*Énoncé A*
Recopiez intégralement, sans aucune modification, le texte sur la centrale de Fukushima.

*Texte fourni*

◆ ◆ ◆ ◆ ◆

Ceci n’est pas une centrale accidentée
Par Fonzy (4ème témoignage)
« La situation à Fukushima est sous contrôle » a affrirmé le Premier ministre Shinzo Abe dans son discours en 2013 pour faire venir les Jeux Olympiques de 2020 à Tokyo. Evidemment, la centrale de Fukushima Daiichi n’est pas sous contrôle, elle a sans arrêt des problèmes et continue à contaminer notre Terre. Toutefois, l’Etat cherche à nous convaincre de sa déclaration tout en prenant diverses politiques, parmi lesquelles le retour d’habitants dans les villages interdits, divisés pour le moment en trois zones dont les appellations sont tellement incomprehensibles que j’ai du mal à les retenir ; la "zone de préparation au retour" (1-20mSv/an), la "zone d'habitat limité" (20-50mSv/an) et la "zone de retour difficile" (plus de 50 mSv/an). En effet, il y a des villages à proximité de la centrale qui sont déjà redevenus ‘habitables’ bien qu’ils restent toujours très radioactifs. D’après les autorités, toutes les zones seront supprimées pour 2017 sauf la "zone de retour difficile".

◆ ◆ ◆ ◆ ◆

*Énoncé B*
Mettez au format d'une liste JSON de chaînes la partie des enregistrements qui va de leur début jusqu'à la ligne contenant "x-tick-label-60: 60 xyxy=(666,701,698,736)", cette ligne comprise. Produisez une chaîne par ligne et omettez les lignes vides.

[Éléments répertoriés dans un jeu de données]
◆ ◆ ◆ ◆ ◆

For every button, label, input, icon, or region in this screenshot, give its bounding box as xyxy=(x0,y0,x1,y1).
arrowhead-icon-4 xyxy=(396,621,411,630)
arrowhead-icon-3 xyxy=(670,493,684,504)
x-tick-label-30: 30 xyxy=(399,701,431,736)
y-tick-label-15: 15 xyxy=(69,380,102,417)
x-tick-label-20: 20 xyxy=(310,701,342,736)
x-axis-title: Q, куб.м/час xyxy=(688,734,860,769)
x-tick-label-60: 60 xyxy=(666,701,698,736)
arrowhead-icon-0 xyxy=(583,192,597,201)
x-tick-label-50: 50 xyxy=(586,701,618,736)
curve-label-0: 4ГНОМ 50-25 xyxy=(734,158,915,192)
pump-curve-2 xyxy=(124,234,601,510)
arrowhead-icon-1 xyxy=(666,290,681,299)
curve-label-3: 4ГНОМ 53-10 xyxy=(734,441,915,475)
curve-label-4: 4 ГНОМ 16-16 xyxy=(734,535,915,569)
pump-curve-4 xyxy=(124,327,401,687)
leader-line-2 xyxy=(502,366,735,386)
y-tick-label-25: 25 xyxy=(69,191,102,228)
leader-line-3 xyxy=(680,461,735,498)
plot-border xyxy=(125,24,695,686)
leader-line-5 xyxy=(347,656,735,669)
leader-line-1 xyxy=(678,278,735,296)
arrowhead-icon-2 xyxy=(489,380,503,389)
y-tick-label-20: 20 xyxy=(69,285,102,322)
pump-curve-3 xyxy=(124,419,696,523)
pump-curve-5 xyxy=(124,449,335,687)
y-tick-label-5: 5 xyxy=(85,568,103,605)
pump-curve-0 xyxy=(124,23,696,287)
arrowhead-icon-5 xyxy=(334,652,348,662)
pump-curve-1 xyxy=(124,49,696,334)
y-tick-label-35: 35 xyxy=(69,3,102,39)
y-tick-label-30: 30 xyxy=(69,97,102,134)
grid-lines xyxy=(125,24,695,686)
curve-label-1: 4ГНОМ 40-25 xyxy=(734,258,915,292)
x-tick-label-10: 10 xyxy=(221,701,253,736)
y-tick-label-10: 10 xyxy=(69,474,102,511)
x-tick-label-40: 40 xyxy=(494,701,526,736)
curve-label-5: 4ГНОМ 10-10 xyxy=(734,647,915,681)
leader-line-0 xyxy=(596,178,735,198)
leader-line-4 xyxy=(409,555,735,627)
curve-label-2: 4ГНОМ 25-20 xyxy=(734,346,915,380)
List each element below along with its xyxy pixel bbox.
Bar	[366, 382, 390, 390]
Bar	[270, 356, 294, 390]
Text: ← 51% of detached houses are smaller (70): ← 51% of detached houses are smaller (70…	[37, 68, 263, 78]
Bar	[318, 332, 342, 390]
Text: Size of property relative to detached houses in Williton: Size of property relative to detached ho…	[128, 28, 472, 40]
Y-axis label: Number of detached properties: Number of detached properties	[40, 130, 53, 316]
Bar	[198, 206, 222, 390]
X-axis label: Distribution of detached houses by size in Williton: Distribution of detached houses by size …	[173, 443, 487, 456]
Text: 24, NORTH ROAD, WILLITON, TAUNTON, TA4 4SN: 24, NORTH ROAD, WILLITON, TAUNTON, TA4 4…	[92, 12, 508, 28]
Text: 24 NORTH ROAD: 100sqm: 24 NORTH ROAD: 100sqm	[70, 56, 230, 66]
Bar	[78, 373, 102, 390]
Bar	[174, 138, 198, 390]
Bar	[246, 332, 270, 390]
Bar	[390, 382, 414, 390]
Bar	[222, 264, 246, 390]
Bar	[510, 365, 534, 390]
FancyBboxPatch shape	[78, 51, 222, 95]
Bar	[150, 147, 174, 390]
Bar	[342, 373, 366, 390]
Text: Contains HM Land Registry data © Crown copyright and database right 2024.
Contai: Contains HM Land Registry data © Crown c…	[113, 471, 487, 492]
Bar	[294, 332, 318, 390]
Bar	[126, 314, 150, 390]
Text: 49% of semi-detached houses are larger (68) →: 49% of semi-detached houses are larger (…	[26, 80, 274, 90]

◆ ◆ ◆ ◆ ◆

*Réponse A*
Ceci n’est pas une centrale accidentée
Par Fonzy (4ème témoignage)
« La situation à Fukushima est sous contrôle » a affrirmé le Premier ministre Shinzo Abe dans son discours en 2013 pour faire venir les Jeux Olympiques de 2020 à Tokyo. Evidemment, la centrale de Fukushima Daiichi n’est pas sous contrôle, elle a sans arrêt des problèmes et continue à contaminer notre Terre. Toutefois, l’Etat cherche à nous convaincre de sa déclaration tout en prenant diverses politiques, parmi lesquelles le retour d’habitants dans les villages interdits, divisés pour le moment en trois zones dont les appellations sont tellement incomprehensibles que j’ai du mal à les retenir ; la "zone de préparation au retour" (1-20mSv/an), la "zone d'habitat limité" (20-50mSv/an) et la "zone de retour difficile" (plus de 50 mSv/an). En effet, il y a des villages à proximité de la centrale qui sont déjà redevenus ‘habitables’ bien qu’ils restent toujours très radioactifs. D’après les autorités, toutes les zones seront supprimées pour 2017 sauf la "zone de retour difficile".

*Réponse B*
[
  "For every button, label, input, icon, or region in this screenshot, give its bounding box as xyxy=(x0,y0,x1,y1).",
  "arrowhead-icon-4 xyxy=(396,621,411,630)",
  "arrowhead-icon-3 xyxy=(670,493,684,504)",
  "x-tick-label-30: 30 xyxy=(399,701,431,736)",
  "y-tick-label-15: 15 xyxy=(69,380,102,417)",
  "x-tick-label-20: 20 xyxy=(310,701,342,736)",
  "x-axis-title: Q, куб.м/час xyxy=(688,734,860,769)",
  "x-tick-label-60: 60 xyxy=(666,701,698,736)"
]